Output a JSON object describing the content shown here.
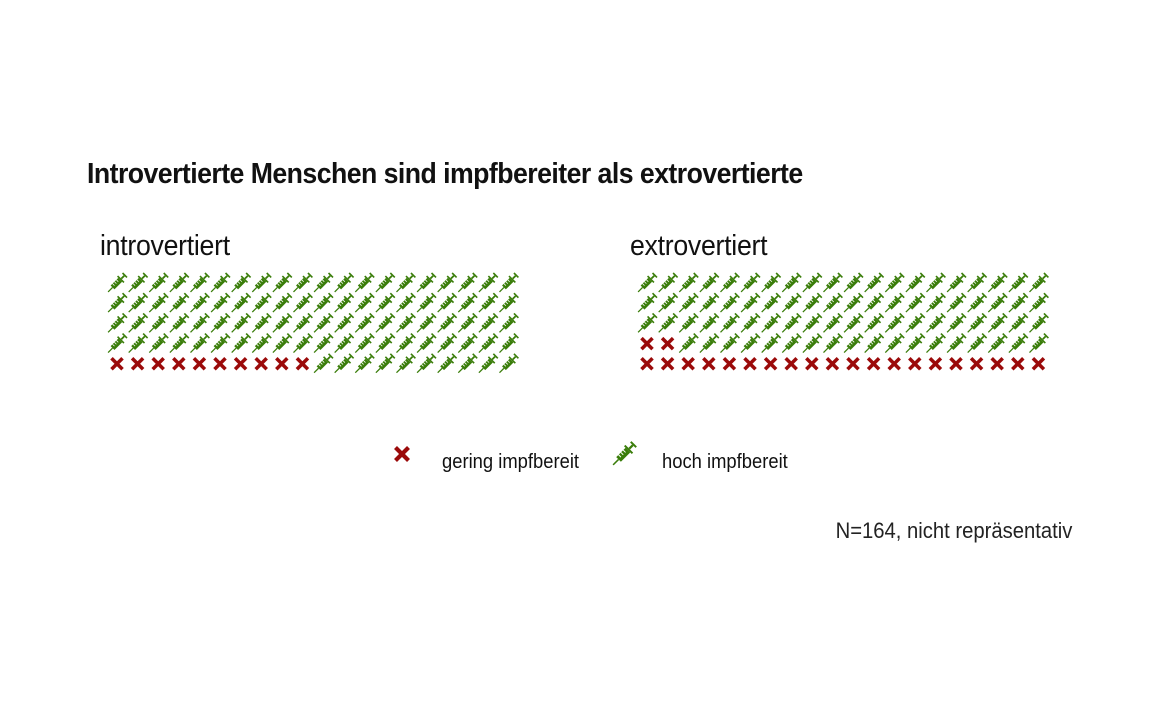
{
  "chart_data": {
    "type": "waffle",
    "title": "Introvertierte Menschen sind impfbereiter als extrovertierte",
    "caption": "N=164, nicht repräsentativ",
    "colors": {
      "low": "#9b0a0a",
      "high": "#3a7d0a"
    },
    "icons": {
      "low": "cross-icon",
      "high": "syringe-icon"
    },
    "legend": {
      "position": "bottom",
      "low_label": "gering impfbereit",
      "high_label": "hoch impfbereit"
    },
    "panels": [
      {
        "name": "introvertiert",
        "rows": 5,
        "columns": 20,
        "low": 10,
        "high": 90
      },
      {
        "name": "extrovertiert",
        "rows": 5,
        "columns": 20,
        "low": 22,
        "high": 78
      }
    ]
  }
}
§
Above are records with pictures; repeat the records exactly and leave the pictures out.

Output a JSON object describing the content shown here.
{
  "chart_data": {
    "type": "waffle",
    "title": "Introvertierte Menschen sind impfbereiter als extrovertierte",
    "caption": "N=164, nicht repräsentativ",
    "colors": {
      "low": "#9b0a0a",
      "high": "#3a7d0a"
    },
    "icons": {
      "low": "cross-icon",
      "high": "syringe-icon"
    },
    "legend": {
      "position": "bottom",
      "low_label": "gering impfbereit",
      "high_label": "hoch impfbereit"
    },
    "panels": [
      {
        "name": "introvertiert",
        "rows": 5,
        "columns": 20,
        "low": 10,
        "high": 90
      },
      {
        "name": "extrovertiert",
        "rows": 5,
        "columns": 20,
        "low": 22,
        "high": 78
      }
    ]
  }
}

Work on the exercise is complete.